[RECORDS FOR PROCESSING]
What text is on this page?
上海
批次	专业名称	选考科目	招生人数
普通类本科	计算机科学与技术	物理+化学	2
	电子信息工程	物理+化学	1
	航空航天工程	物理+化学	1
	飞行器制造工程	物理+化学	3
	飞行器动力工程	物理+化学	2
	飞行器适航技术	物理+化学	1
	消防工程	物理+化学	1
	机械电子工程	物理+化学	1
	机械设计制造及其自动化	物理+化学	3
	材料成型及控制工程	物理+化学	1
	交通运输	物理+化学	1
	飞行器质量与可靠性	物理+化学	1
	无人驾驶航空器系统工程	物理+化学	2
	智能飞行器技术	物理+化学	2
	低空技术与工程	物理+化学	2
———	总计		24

[EXERCISE GOAL]
Print the listing above in full, exactly as it is.

[WRITTEN REPLY]
What text is on this page?
上海
批次	专业名称	选考科目	招生人数
普通类本科	计算机科学与技术	物理+化学	2
	电子信息工程	物理+化学	1
	航空航天工程	物理+化学	1
	飞行器制造工程	物理+化学	3
	飞行器动力工程	物理+化学	2
	飞行器适航技术	物理+化学	1
	消防工程	物理+化学	1
	机械电子工程	物理+化学	1
	机械设计制造及其自动化	物理+化学	3
	材料成型及控制工程	物理+化学	1
	交通运输	物理+化学	1
	飞行器质量与可靠性	物理+化学	1
	无人驾驶航空器系统工程	物理+化学	2
	智能飞行器技术	物理+化学	2
	低空技术与工程	物理+化学	2
———	总计		24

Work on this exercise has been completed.